Data entries for graphics
╭──

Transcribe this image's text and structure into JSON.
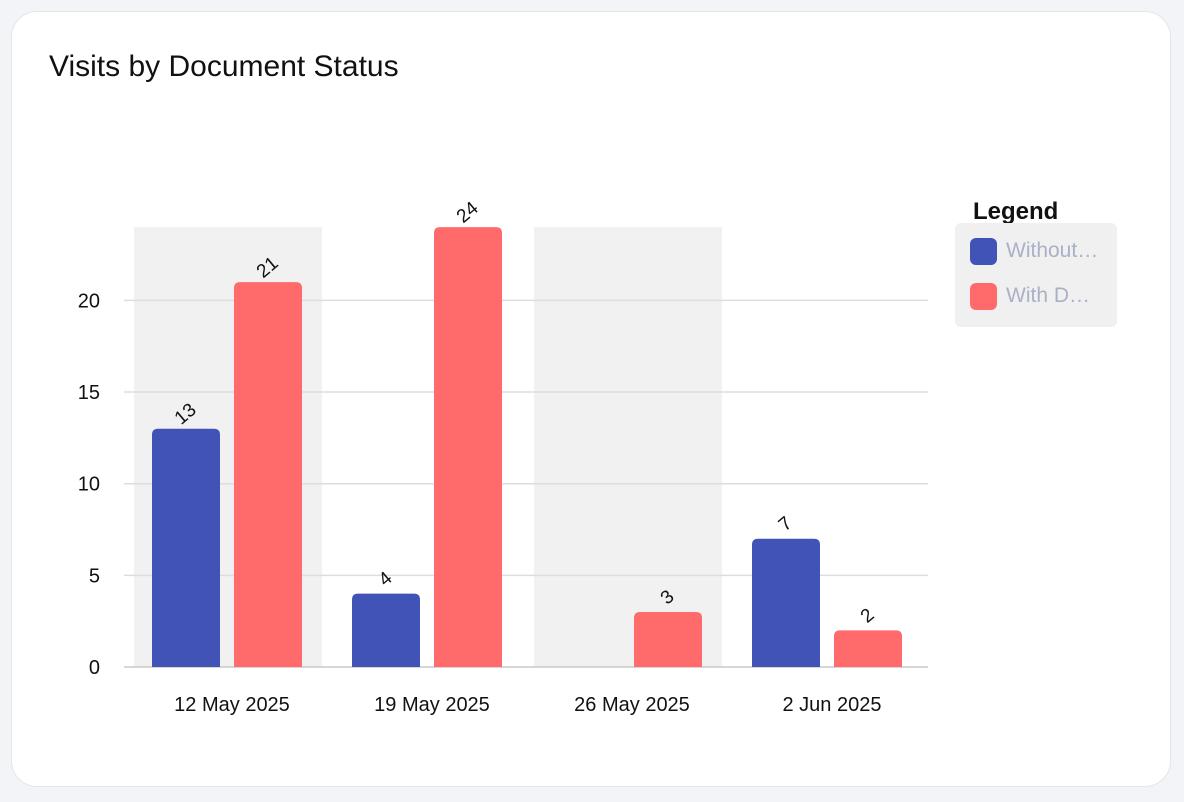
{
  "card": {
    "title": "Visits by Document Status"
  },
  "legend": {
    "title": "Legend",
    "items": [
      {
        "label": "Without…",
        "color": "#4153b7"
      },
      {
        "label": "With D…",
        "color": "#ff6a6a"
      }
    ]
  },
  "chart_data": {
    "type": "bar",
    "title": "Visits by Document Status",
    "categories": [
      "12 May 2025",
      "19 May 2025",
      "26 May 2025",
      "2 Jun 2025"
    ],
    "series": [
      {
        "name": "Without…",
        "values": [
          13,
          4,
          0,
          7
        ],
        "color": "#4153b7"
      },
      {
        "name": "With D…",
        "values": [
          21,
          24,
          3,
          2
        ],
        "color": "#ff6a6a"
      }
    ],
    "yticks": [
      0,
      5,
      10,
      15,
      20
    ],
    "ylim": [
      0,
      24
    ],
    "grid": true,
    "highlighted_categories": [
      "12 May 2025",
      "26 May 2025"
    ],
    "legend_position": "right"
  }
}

╰──

Instructions for the task. Select and copy every line of the material that holds the string "Document".

Finished exercise.
    "title": "Visits by Document Status"
    "title": "Visits by Document Status",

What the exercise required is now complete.